Work out how many lines in the listing below include the word "this"; answer with the number alone.

> Data entries:
►

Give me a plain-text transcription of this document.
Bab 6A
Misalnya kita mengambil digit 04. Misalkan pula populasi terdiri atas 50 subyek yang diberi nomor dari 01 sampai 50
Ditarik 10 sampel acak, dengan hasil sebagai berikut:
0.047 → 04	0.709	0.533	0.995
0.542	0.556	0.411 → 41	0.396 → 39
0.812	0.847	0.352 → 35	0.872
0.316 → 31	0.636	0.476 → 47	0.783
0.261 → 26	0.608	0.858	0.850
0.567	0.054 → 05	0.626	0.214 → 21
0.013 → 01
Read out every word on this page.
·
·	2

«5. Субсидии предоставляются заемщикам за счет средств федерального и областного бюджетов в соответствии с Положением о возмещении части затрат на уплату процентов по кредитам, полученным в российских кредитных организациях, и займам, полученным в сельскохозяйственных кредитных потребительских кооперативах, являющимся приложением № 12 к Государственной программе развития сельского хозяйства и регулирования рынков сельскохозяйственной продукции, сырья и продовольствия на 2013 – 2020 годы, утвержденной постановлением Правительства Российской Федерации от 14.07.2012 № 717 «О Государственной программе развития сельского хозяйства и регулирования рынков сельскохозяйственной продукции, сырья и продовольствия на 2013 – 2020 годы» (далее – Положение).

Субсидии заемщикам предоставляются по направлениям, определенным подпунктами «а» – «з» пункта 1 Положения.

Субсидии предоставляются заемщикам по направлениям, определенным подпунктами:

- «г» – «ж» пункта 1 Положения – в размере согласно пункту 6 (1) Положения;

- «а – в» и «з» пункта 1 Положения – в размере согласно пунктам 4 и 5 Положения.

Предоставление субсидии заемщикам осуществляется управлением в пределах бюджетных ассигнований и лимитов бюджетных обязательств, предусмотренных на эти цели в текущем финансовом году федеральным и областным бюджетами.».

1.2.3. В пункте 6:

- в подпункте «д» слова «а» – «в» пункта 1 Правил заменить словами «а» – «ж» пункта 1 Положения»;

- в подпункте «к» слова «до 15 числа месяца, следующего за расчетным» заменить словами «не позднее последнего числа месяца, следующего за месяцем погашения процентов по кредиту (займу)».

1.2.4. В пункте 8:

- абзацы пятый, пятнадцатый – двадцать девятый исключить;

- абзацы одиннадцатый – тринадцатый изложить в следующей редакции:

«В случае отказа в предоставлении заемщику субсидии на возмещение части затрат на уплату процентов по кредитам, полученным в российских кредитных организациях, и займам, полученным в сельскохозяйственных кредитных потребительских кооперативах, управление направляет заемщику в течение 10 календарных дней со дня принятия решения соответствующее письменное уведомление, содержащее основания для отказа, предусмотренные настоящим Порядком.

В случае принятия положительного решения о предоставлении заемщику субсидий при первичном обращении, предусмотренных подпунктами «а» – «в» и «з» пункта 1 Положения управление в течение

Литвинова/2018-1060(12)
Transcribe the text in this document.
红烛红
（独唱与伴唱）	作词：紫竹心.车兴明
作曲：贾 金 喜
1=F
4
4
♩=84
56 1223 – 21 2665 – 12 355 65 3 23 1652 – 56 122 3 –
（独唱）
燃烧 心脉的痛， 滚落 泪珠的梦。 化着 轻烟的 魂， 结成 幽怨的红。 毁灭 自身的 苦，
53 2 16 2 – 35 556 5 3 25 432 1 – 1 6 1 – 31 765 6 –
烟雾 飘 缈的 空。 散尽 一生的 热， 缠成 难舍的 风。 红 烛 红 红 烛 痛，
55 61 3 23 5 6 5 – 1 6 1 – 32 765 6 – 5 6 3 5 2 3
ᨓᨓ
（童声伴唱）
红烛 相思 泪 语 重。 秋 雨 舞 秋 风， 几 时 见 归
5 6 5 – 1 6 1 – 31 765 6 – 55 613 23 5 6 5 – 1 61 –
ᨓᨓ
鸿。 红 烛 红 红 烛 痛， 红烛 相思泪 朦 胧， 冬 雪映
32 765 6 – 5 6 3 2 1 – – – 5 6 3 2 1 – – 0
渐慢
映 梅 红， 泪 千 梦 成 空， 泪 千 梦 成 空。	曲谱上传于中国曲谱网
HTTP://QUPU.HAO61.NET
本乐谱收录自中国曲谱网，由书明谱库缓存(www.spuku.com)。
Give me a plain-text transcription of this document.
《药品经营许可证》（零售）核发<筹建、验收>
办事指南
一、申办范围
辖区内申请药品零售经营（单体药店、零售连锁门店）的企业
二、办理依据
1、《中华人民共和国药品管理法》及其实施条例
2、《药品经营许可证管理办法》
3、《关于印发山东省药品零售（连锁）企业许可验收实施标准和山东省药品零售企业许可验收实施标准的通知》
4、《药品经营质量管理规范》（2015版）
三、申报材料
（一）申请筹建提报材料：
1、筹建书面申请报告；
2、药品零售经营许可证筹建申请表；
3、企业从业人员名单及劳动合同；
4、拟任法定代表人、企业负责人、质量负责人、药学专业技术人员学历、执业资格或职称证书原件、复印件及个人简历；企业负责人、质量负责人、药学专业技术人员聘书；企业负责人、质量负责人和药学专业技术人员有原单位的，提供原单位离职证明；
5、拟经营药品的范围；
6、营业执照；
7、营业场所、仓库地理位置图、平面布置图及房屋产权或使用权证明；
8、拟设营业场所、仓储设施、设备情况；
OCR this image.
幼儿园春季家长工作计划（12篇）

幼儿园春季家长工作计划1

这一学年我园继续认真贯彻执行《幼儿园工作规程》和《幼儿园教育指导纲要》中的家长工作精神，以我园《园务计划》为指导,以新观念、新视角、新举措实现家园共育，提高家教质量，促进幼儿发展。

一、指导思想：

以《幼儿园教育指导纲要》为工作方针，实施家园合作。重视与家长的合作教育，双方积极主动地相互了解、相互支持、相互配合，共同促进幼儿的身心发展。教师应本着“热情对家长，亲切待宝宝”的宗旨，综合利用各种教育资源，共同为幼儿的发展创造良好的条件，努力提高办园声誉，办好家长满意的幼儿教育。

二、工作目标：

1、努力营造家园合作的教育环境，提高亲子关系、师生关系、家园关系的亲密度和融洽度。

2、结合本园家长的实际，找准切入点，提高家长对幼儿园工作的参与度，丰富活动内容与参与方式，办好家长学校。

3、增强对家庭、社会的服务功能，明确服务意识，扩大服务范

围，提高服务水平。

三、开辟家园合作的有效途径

◄

> Full answer:
5